SET PROBLEM - Find the lines that contain the word "View" and copy each one.

— START —

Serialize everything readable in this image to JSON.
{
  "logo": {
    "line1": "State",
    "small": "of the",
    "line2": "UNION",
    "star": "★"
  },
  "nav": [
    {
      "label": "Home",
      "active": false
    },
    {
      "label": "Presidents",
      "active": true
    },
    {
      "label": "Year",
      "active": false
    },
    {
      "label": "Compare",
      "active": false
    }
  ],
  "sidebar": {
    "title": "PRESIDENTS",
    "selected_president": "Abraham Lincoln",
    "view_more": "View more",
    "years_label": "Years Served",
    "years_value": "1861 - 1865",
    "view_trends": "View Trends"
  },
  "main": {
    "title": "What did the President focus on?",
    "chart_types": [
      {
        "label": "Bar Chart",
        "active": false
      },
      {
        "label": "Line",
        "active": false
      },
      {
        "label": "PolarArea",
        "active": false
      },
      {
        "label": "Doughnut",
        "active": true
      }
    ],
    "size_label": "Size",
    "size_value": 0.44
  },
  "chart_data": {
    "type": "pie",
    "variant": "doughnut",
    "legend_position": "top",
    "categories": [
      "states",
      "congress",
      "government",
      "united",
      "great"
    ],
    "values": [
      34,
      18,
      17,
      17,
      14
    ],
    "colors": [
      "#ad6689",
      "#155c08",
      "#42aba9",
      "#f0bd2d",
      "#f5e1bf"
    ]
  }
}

— END —

EXERCISE SOLUTION -
    "view_more": "View more",
    "view_trends": "View Trends"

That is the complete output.